• _What is being asked_: Print the data that follows exactly.

___ Listed records ___

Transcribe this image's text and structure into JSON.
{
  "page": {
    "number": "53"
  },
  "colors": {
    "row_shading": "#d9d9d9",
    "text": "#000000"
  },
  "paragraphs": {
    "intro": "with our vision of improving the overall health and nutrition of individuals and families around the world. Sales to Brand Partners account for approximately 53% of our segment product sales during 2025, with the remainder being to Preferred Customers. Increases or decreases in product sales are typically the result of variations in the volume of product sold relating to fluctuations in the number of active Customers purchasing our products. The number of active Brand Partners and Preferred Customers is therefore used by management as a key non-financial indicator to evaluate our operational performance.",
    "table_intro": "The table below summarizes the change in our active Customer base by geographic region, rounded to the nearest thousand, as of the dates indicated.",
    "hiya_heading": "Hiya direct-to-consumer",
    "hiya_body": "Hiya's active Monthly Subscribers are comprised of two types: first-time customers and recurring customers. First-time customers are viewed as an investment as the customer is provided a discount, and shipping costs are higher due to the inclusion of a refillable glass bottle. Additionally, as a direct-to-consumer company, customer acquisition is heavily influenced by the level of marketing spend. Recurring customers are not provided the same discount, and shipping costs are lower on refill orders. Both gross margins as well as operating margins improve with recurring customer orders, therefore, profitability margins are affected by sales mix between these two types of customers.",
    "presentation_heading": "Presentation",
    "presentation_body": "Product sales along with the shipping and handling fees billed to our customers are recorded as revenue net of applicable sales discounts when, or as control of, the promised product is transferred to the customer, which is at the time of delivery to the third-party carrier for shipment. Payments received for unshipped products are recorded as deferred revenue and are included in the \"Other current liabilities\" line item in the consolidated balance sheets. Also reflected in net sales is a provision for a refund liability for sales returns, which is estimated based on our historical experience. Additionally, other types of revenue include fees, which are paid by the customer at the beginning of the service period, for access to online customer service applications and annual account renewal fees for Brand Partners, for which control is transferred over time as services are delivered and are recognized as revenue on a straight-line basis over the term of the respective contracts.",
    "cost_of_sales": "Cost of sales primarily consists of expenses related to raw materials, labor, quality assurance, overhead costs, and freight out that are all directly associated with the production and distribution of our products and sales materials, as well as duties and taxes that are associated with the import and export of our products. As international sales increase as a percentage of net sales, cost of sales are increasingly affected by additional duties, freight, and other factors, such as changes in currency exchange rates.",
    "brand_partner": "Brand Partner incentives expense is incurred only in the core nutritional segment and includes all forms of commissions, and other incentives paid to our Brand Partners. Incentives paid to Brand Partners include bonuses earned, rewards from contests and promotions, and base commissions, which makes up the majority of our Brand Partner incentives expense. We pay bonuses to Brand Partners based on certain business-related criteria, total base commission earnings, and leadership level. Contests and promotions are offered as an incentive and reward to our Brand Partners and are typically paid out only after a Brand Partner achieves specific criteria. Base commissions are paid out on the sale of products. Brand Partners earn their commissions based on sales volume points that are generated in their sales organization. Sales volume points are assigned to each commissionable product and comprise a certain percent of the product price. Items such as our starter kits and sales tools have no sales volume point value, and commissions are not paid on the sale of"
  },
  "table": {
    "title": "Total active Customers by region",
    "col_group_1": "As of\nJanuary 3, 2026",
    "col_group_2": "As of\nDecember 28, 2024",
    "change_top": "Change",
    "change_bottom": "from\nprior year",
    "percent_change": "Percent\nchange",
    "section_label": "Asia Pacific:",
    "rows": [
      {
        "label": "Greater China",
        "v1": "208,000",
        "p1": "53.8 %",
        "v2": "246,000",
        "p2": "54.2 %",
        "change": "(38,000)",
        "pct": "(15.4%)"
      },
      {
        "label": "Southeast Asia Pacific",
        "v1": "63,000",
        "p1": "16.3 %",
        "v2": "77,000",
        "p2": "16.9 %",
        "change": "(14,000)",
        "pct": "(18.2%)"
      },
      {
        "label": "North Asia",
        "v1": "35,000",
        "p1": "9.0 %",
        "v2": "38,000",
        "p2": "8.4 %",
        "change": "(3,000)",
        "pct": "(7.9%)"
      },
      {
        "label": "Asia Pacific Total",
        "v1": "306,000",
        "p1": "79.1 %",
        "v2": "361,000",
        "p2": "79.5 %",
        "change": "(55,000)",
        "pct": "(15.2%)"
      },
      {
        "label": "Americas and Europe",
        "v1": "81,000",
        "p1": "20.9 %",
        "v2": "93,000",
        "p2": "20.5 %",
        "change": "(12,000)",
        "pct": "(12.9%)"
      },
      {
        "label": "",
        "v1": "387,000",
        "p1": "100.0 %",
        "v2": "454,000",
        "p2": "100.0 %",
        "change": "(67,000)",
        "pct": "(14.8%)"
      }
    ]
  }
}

___

• _Answer to this problem_:
Transcribe this image's text and structure into JSON.
{
  "page": {
    "number": "53"
  },
  "colors": {
    "row_shading": "#d9d9d9",
    "text": "#000000"
  },
  "paragraphs": {
    "intro": "with our vision of improving the overall health and nutrition of individuals and families around the world. Sales to Brand Partners account for approximately 53% of our segment product sales during 2025, with the remainder being to Preferred Customers. Increases or decreases in product sales are typically the result of variations in the volume of product sold relating to fluctuations in the number of active Customers purchasing our products. The number of active Brand Partners and Preferred Customers is therefore used by management as a key non-financial indicator to evaluate our operational performance.",
    "table_intro": "The table below summarizes the change in our active Customer base by geographic region, rounded to the nearest thousand, as of the dates indicated.",
    "hiya_heading": "Hiya direct-to-consumer",
    "hiya_body": "Hiya's active Monthly Subscribers are comprised of two types: first-time customers and recurring customers. First-time customers are viewed as an investment as the customer is provided a discount, and shipping costs are higher due to the inclusion of a refillable glass bottle. Additionally, as a direct-to-consumer company, customer acquisition is heavily influenced by the level of marketing spend. Recurring customers are not provided the same discount, and shipping costs are lower on refill orders. Both gross margins as well as operating margins improve with recurring customer orders, therefore, profitability margins are affected by sales mix between these two types of customers.",
    "presentation_heading": "Presentation",
    "presentation_body": "Product sales along with the shipping and handling fees billed to our customers are recorded as revenue net of applicable sales discounts when, or as control of, the promised product is transferred to the customer, which is at the time of delivery to the third-party carrier for shipment. Payments received for unshipped products are recorded as deferred revenue and are included in the \"Other current liabilities\" line item in the consolidated balance sheets. Also reflected in net sales is a provision for a refund liability for sales returns, which is estimated based on our historical experience. Additionally, other types of revenue include fees, which are paid by the customer at the beginning of the service period, for access to online customer service applications and annual account renewal fees for Brand Partners, for which control is transferred over time as services are delivered and are recognized as revenue on a straight-line basis over the term of the respective contracts.",
    "cost_of_sales": "Cost of sales primarily consists of expenses related to raw materials, labor, quality assurance, overhead costs, and freight out that are all directly associated with the production and distribution of our products and sales materials, as well as duties and taxes that are associated with the import and export of our products. As international sales increase as a percentage of net sales, cost of sales are increasingly affected by additional duties, freight, and other factors, such as changes in currency exchange rates.",
    "brand_partner": "Brand Partner incentives expense is incurred only in the core nutritional segment and includes all forms of commissions, and other incentives paid to our Brand Partners. Incentives paid to Brand Partners include bonuses earned, rewards from contests and promotions, and base commissions, which makes up the majority of our Brand Partner incentives expense. We pay bonuses to Brand Partners based on certain business-related criteria, total base commission earnings, and leadership level. Contests and promotions are offered as an incentive and reward to our Brand Partners and are typically paid out only after a Brand Partner achieves specific criteria. Base commissions are paid out on the sale of products. Brand Partners earn their commissions based on sales volume points that are generated in their sales organization. Sales volume points are assigned to each commissionable product and comprise a certain percent of the product price. Items such as our starter kits and sales tools have no sales volume point value, and commissions are not paid on the sale of"
  },
  "table": {
    "title": "Total active Customers by region",
    "col_group_1": "As of\nJanuary 3, 2026",
    "col_group_2": "As of\nDecember 28, 2024",
    "change_top": "Change",
    "change_bottom": "from\nprior year",
    "percent_change": "Percent\nchange",
    "section_label": "Asia Pacific:",
    "rows": [
      {
        "label": "Greater China",
        "v1": "208,000",
        "p1": "53.8 %",
        "v2": "246,000",
        "p2": "54.2 %",
        "change": "(38,000)",
        "pct": "(15.4%)"
      },
      {
        "label": "Southeast Asia Pacific",
        "v1": "63,000",
        "p1": "16.3 %",
        "v2": "77,000",
        "p2": "16.9 %",
        "change": "(14,000)",
        "pct": "(18.2%)"
      },
      {
        "label": "North Asia",
        "v1": "35,000",
        "p1": "9.0 %",
        "v2": "38,000",
        "p2": "8.4 %",
        "change": "(3,000)",
        "pct": "(7.9%)"
      },
      {
        "label": "Asia Pacific Total",
        "v1": "306,000",
        "p1": "79.1 %",
        "v2": "361,000",
        "p2": "79.5 %",
        "change": "(55,000)",
        "pct": "(15.2%)"
      },
      {
        "label": "Americas and Europe",
        "v1": "81,000",
        "p1": "20.9 %",
        "v2": "93,000",
        "p2": "20.5 %",
        "change": "(12,000)",
        "pct": "(12.9%)"
      },
      {
        "label": "",
        "v1": "387,000",
        "p1": "100.0 %",
        "v2": "454,000",
        "p2": "100.0 %",
        "change": "(67,000)",
        "pct": "(14.8%)"
      }
    ]
  }
}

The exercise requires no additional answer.